● What you should do
Find the lines below that contain the word "관악파크푸르지오" and count them. Only the number should be given.

● Entries shown
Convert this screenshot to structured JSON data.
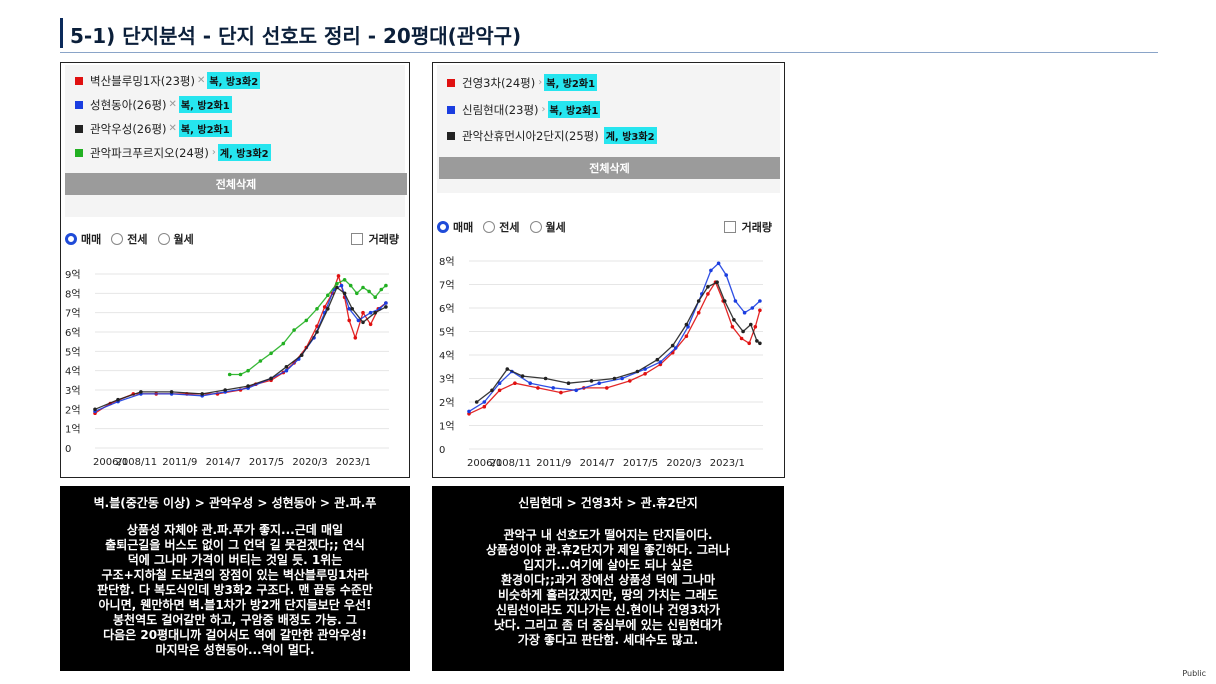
{
  "page": {
    "title": "5-1) 단지분석 - 단지 선호도 정리 - 20평대(관악구)",
    "footer_label": "Public"
  },
  "left": {
    "legend": [
      {
        "name": "벽산블루밍1자(23평)",
        "color": "#e01010",
        "has_x": true,
        "tag": "복, 방3화2"
      },
      {
        "name": "성현동아(26평)",
        "color": "#1a3de0",
        "has_x": true,
        "tag": "복, 방2화1"
      },
      {
        "name": "관악우성(26평)",
        "color": "#222222",
        "has_x": true,
        "tag": "복, 방2화1"
      },
      {
        "name": "관악파크푸르지오(24평)",
        "color": "#22b022",
        "has_x": false,
        "tag": "계, 방3화2"
      }
    ],
    "delete_all": "전체삭제",
    "radios": [
      "매매",
      "전세",
      "월세"
    ],
    "selected_radio": 0,
    "checkbox_label": "거래량",
    "chart_data": {
      "type": "line",
      "ylabels": [
        "0",
        "1억",
        "2억",
        "3억",
        "4억",
        "5억",
        "6억",
        "7억",
        "8억",
        "9억"
      ],
      "xlabels": [
        "2006/1",
        "2008/11",
        "2011/9",
        "2014/7",
        "2017/5",
        "2020/3",
        "2023/1"
      ],
      "ylim": [
        0,
        9
      ],
      "xlim": [
        2006.0,
        2025.2
      ],
      "series": [
        {
          "name": "벽산블루밍1자(23평)",
          "color": "#e01010",
          "x": [
            2006.0,
            2007.0,
            2008.5,
            2010,
            2012,
            2014,
            2015.5,
            2016.5,
            2017.5,
            2018.3,
            2019,
            2019.8,
            2020.5,
            2021,
            2021.5,
            2021.9,
            2022.3,
            2022.6,
            2023,
            2023.5,
            2024,
            2024.5,
            2025
          ],
          "y": [
            1.8,
            2.3,
            2.8,
            2.8,
            2.8,
            2.8,
            3.0,
            3.3,
            3.5,
            3.9,
            4.4,
            5.2,
            6.3,
            7.3,
            8.0,
            8.9,
            7.8,
            6.6,
            5.7,
            7.0,
            6.4,
            7.2,
            7.5
          ]
        },
        {
          "name": "성현동아(26평)",
          "color": "#1a3de0",
          "x": [
            2006.0,
            2007.5,
            2009,
            2011,
            2013,
            2014.5,
            2016,
            2017.5,
            2018.5,
            2019.3,
            2020.3,
            2021,
            2021.6,
            2022.1,
            2022.6,
            2023.2,
            2024,
            2024.6,
            2025
          ],
          "y": [
            1.9,
            2.4,
            2.8,
            2.8,
            2.7,
            2.9,
            3.1,
            3.6,
            4.0,
            4.6,
            5.7,
            7.0,
            8.2,
            8.4,
            7.2,
            6.6,
            7.0,
            7.2,
            7.5
          ]
        },
        {
          "name": "관악우성(26평)",
          "color": "#222222",
          "x": [
            2006.0,
            2007.5,
            2009,
            2011,
            2013,
            2014.5,
            2016,
            2017.5,
            2018.5,
            2019.5,
            2020.5,
            2021.2,
            2021.8,
            2022.3,
            2022.8,
            2023.5,
            2024.3,
            2025
          ],
          "y": [
            2.0,
            2.5,
            2.9,
            2.9,
            2.8,
            3.0,
            3.2,
            3.6,
            4.2,
            4.8,
            6.0,
            7.2,
            8.3,
            8.0,
            7.2,
            6.5,
            7.0,
            7.3
          ]
        },
        {
          "name": "관악파크푸르지오(24평)",
          "color": "#22b022",
          "x": [
            2014.8,
            2015.5,
            2016,
            2016.8,
            2017.5,
            2018.3,
            2019,
            2019.8,
            2020.5,
            2021.2,
            2021.8,
            2022.3,
            2022.7,
            2023.1,
            2023.5,
            2023.9,
            2024.3,
            2024.7,
            2025
          ],
          "y": [
            3.8,
            3.8,
            4.0,
            4.5,
            4.9,
            5.4,
            6.1,
            6.6,
            7.2,
            7.9,
            8.5,
            8.7,
            8.4,
            8.0,
            8.3,
            8.1,
            7.8,
            8.2,
            8.4
          ]
        }
      ]
    },
    "desc": {
      "heading": "벽.블(중간동 이상) > 관악우성 > 성현동아 > 관.파.푸",
      "lines": [
        "상품성 자체야 관.파.푸가 좋지...근데 매일",
        "출퇴근길을 버스도 없이 그 언덕 길 못걷겠다;; 연식",
        "덕에 그나마 가격이 버티는 것일 듯. 1위는",
        "구조+지하철 도보권의 장점이 있는 벽산블루밍1차라",
        "판단함. 다 복도식인데 방3화2 구조다. 맨 끝동 수준만",
        "아니면, 웬만하면 벽.블1차가 방2개 단지들보단 우선!",
        "봉천역도 걸어갈만 하고, 구암중 배정도 가능. 그",
        "다음은 20평대니까 걸어서도 역에 갈만한 관악우성!",
        "마지막은 성현동아...역이 멀다."
      ]
    }
  },
  "right": {
    "legend": [
      {
        "name": "건영3차(24평)",
        "color": "#e01010",
        "has_x": false,
        "tag": "복, 방2화1"
      },
      {
        "name": "신림현대(23평)",
        "color": "#1a3de0",
        "has_x": false,
        "tag": "복, 방2화1"
      },
      {
        "name": "관악산휴먼시아2단지(25평)",
        "color": "#222222",
        "has_x": false,
        "tag": "계, 방3화2"
      }
    ],
    "delete_all": "전체삭제",
    "radios": [
      "매매",
      "전세",
      "월세"
    ],
    "selected_radio": 0,
    "checkbox_label": "거래량",
    "chart_data": {
      "type": "line",
      "ylabels": [
        "0",
        "1억",
        "2억",
        "3억",
        "4억",
        "5억",
        "6억",
        "7억",
        "8억"
      ],
      "xlabels": [
        "2006/1",
        "2008/11",
        "2011/9",
        "2014/7",
        "2017/5",
        "2020/3",
        "2023/1"
      ],
      "ylim": [
        0,
        8
      ],
      "xlim": [
        2006.0,
        2025.2
      ],
      "series": [
        {
          "name": "건영3차(24평)",
          "color": "#e01010",
          "x": [
            2006.0,
            2007,
            2008,
            2009,
            2010.5,
            2012,
            2013.5,
            2015,
            2016.5,
            2017.5,
            2018.5,
            2019.3,
            2020.2,
            2021,
            2021.6,
            2022.1,
            2022.6,
            2023.2,
            2023.8,
            2024.3,
            2024.7,
            2025
          ],
          "y": [
            1.5,
            1.8,
            2.5,
            2.8,
            2.6,
            2.4,
            2.6,
            2.6,
            2.9,
            3.2,
            3.6,
            4.1,
            4.8,
            5.8,
            6.6,
            7.1,
            6.3,
            5.2,
            4.7,
            4.5,
            5.2,
            5.9
          ]
        },
        {
          "name": "신림현대(23평)",
          "color": "#1a3de0",
          "x": [
            2006.0,
            2007,
            2008,
            2008.8,
            2010,
            2011.5,
            2013,
            2014.5,
            2016,
            2017.5,
            2018.5,
            2019.5,
            2020.3,
            2021.2,
            2021.8,
            2022.3,
            2022.8,
            2023.4,
            2024,
            2024.5,
            2025
          ],
          "y": [
            1.6,
            2.0,
            2.8,
            3.3,
            2.8,
            2.6,
            2.5,
            2.8,
            3.0,
            3.4,
            3.7,
            4.3,
            5.2,
            6.6,
            7.6,
            7.9,
            7.4,
            6.3,
            5.8,
            6.0,
            6.3
          ]
        },
        {
          "name": "관악산휴먼시아2단지(25평)",
          "color": "#222222",
          "x": [
            2006.5,
            2007.5,
            2008.5,
            2009.5,
            2011,
            2012.5,
            2014,
            2015.5,
            2017,
            2018.3,
            2019.3,
            2020.2,
            2021,
            2021.6,
            2022.2,
            2022.7,
            2023.3,
            2023.9,
            2024.4,
            2024.8,
            2025
          ],
          "y": [
            2.0,
            2.5,
            3.4,
            3.1,
            3.0,
            2.8,
            2.9,
            3.0,
            3.3,
            3.8,
            4.4,
            5.3,
            6.3,
            6.9,
            7.1,
            6.3,
            5.5,
            5.0,
            5.3,
            4.6,
            4.5
          ]
        }
      ]
    },
    "desc": {
      "heading": "신림현대 > 건영3차 > 관.휴2단지",
      "lines": [
        "관악구 내 선호도가 떨어지는 단지들이다.",
        "상품성이야 관.휴2단지가 제일 좋긴하다. 그러나",
        "입지가...여기에 살아도 되나 싶은",
        "환경이다;;과거 장에선 상품성 덕에 그나마",
        "비슷하게 흘러갔겠지만, 땅의 가치는 그래도",
        "신림선이라도 지나가는 신.현이나 건영3차가",
        "낫다. 그리고 좀 더 중심부에 있는 신림현대가",
        "가장 좋다고 판단함. 세대수도 많고."
      ]
    }
  }
}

● Answer for this exercise
2